[Dataset entries]
*-*-*
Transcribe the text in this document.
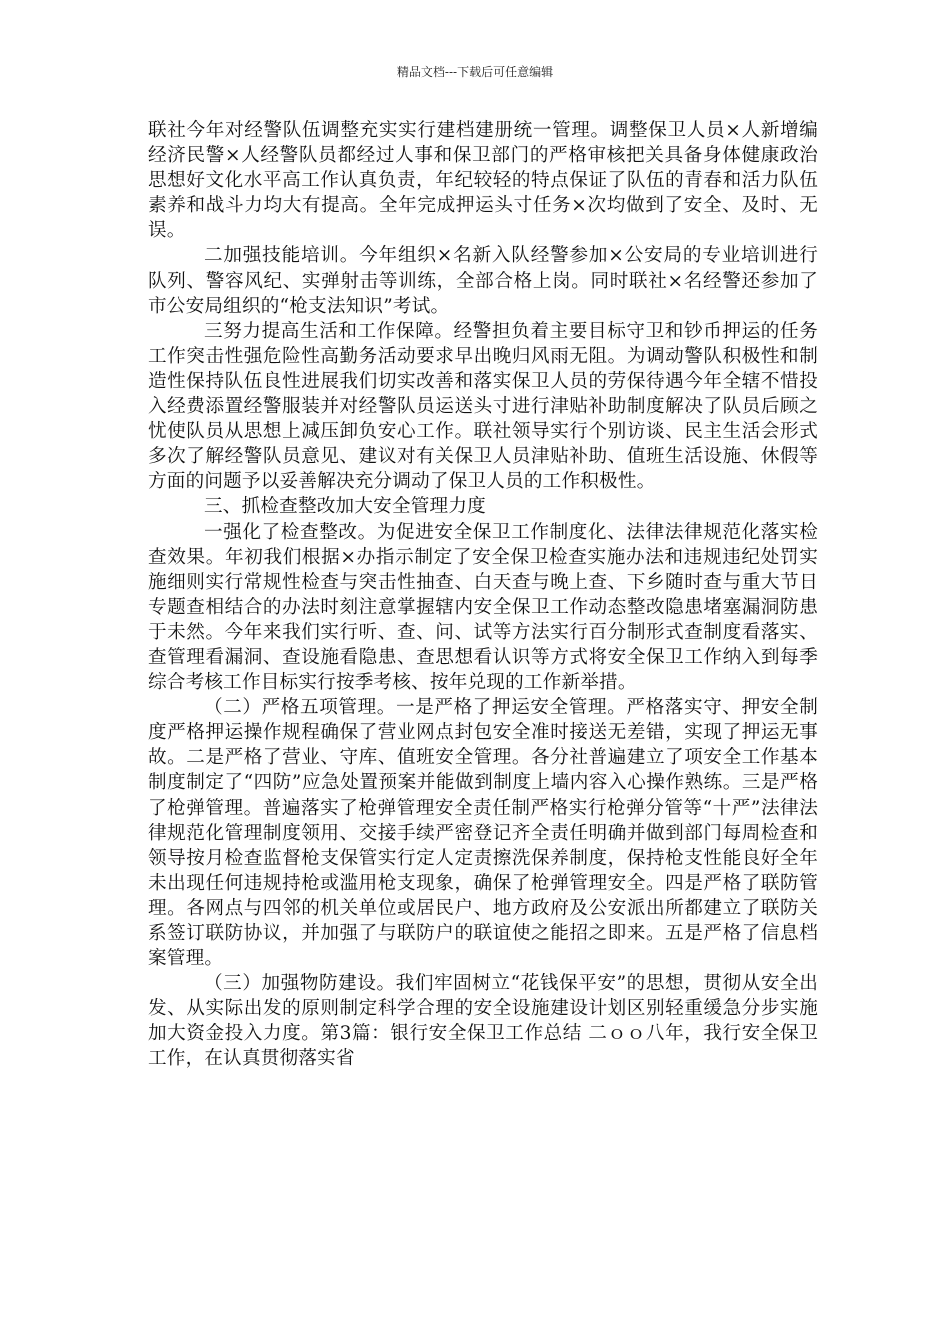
精品文档---下载后可任意编辑

联社今年对经警队伍调整充实实行建档建册统一管理。调整保卫人员×人新增编经济民警×人经警队员都经过人事和保卫部门的严格审核把关具备身体健康政治思想好文化水平高工作认真负责，年纪较轻的特点保证了队伍的青春和活力队伍素养和战斗力均大有提高。全年完成押运头寸任务×次均做到了安全、及时、无误。

二加强技能培训。今年组织×名新入队经警参加×公安局的专业培训进行队列、警容风纪、实弹射击等训练，全部合格上岗。同时联社×名经警还参加了市公安局组织的“枪支法知识”考试。

三努力提高生活和工作保障。经警担负着主要目标守卫和钞币押运的任务工作突击性强危险性高勤务活动要求早出晚归风雨无阻。为调动警队积极性和制造性保持队伍良性进展我们切实改善和落实保卫人员的劳保待遇今年全辖不惜投入经费添置经警服装并对经警队员运送头寸进行津贴补助制度解决了队员后顾之忧使队员从思想上减压卸负安心工作。联社领导实行个别访谈、民主生活会形式多次了解经警队员意见、建议对有关保卫人员津贴补助、值班生活设施、休假等方面的问题予以妥善解决充分调动了保卫人员的工作积极性。

三、抓检查整改加大安全管理力度

一强化了检查整改。为促进安全保卫工作制度化、法律法律规范化落实检查效果。年初我们根据×办指示制定了安全保卫检查实施办法和违规违纪处罚实施细则实行常规性检查与突击性抽查、白天查与晚上查、下乡随时查与重大节日专题查相结合的办法时刻注意掌握辖内安全保卫工作动态整改隐患堵塞漏洞防患于未然。今年来我们实行听、查、问、试等方法实行百分制形式查制度看落实、查管理看漏洞、查设施看隐患、查思想看认识等方式将安全保卫工作纳入到每季综合考核工作目标实行按季考核、按年兑现的工作新举措。

（二）严格五项管理。一是严格了押运安全管理。严格落实守、押安全制度严格押运操作规程确保了营业网点封包安全准时接送无差错，实现了押运无事故。二是严格了营业、守库、值班安全管理。各分社普遍建立了项安全工作基本制度制定了“四防”应急处置预案并能做到制度上墙内容入心操作熟练。三是严格了枪弹管理。普遍落实了枪弹管理安全责任制严格实行枪弹分管等“十严”法律法律规范化管理制度领用、交接手续严密登记齐全责任明确并做到部门每周检查和领导按月检查监督枪支保管实行定人定责擦洗保养制度，保持枪支性能良好全年未出现任何违规持枪或滥用枪支现象，确保了枪弹管理安全。四是严格了联防管理。各网点与四邻的机关单位或居民户、地方政府及公安派出所都建立了联防关系签订联防协议，并加强了与联防户的联谊使之能招之即来。五是严格了信息档案管理。

（三）加强物防建设。我们牢固树立“花钱保平安”的思想，贯彻从安全出发、从实际出发的原则制定科学合理的安全设施建设计划区别轻重缓急分步实施加大资金投入力度。第3篇：银行安全保卫工作总结 二ｏｏ八年，我行安全保卫工作，在认真贯彻落实省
*-*-*
> TASK OBJECTIVE
Output the material word for word, omitting its pictures.

> SOLUTION TO THE PROBLEM
Transcribe the text in this document.
精品文档---下载后可任意编辑

联社今年对经警队伍调整充实实行建档建册统一管理。调整保卫人员×人新增编经济民警×人经警队员都经过人事和保卫部门的严格审核把关具备身体健康政治思想好文化水平高工作认真负责，年纪较轻的特点保证了队伍的青春和活力队伍素养和战斗力均大有提高。全年完成押运头寸任务×次均做到了安全、及时、无误。

二加强技能培训。今年组织×名新入队经警参加×公安局的专业培训进行队列、警容风纪、实弹射击等训练，全部合格上岗。同时联社×名经警还参加了市公安局组织的“枪支法知识”考试。

三努力提高生活和工作保障。经警担负着主要目标守卫和钞币押运的任务工作突击性强危险性高勤务活动要求早出晚归风雨无阻。为调动警队积极性和制造性保持队伍良性进展我们切实改善和落实保卫人员的劳保待遇今年全辖不惜投入经费添置经警服装并对经警队员运送头寸进行津贴补助制度解决了队员后顾之忧使队员从思想上减压卸负安心工作。联社领导实行个别访谈、民主生活会形式多次了解经警队员意见、建议对有关保卫人员津贴补助、值班生活设施、休假等方面的问题予以妥善解决充分调动了保卫人员的工作积极性。

三、抓检查整改加大安全管理力度

一强化了检查整改。为促进安全保卫工作制度化、法律法律规范化落实检查效果。年初我们根据×办指示制定了安全保卫检查实施办法和违规违纪处罚实施细则实行常规性检查与突击性抽查、白天查与晚上查、下乡随时查与重大节日专题查相结合的办法时刻注意掌握辖内安全保卫工作动态整改隐患堵塞漏洞防患于未然。今年来我们实行听、查、问、试等方法实行百分制形式查制度看落实、查管理看漏洞、查设施看隐患、查思想看认识等方式将安全保卫工作纳入到每季综合考核工作目标实行按季考核、按年兑现的工作新举措。

（二）严格五项管理。一是严格了押运安全管理。严格落实守、押安全制度严格押运操作规程确保了营业网点封包安全准时接送无差错，实现了押运无事故。二是严格了营业、守库、值班安全管理。各分社普遍建立了项安全工作基本制度制定了“四防”应急处置预案并能做到制度上墙内容入心操作熟练。三是严格了枪弹管理。普遍落实了枪弹管理安全责任制严格实行枪弹分管等“十严”法律法律规范化管理制度领用、交接手续严密登记齐全责任明确并做到部门每周检查和领导按月检查监督枪支保管实行定人定责擦洗保养制度，保持枪支性能良好全年未出现任何违规持枪或滥用枪支现象，确保了枪弹管理安全。四是严格了联防管理。各网点与四邻的机关单位或居民户、地方政府及公安派出所都建立了联防关系签订联防协议，并加强了与联防户的联谊使之能招之即来。五是严格了信息档案管理。

（三）加强物防建设。我们牢固树立“花钱保平安”的思想，贯彻从安全出发、从实际出发的原则制定科学合理的安全设施建设计划区别轻重缓急分步实施加大资金投入力度。第3篇：银行安全保卫工作总结 二ｏｏ八年，我行安全保卫工作，在认真贯彻落实省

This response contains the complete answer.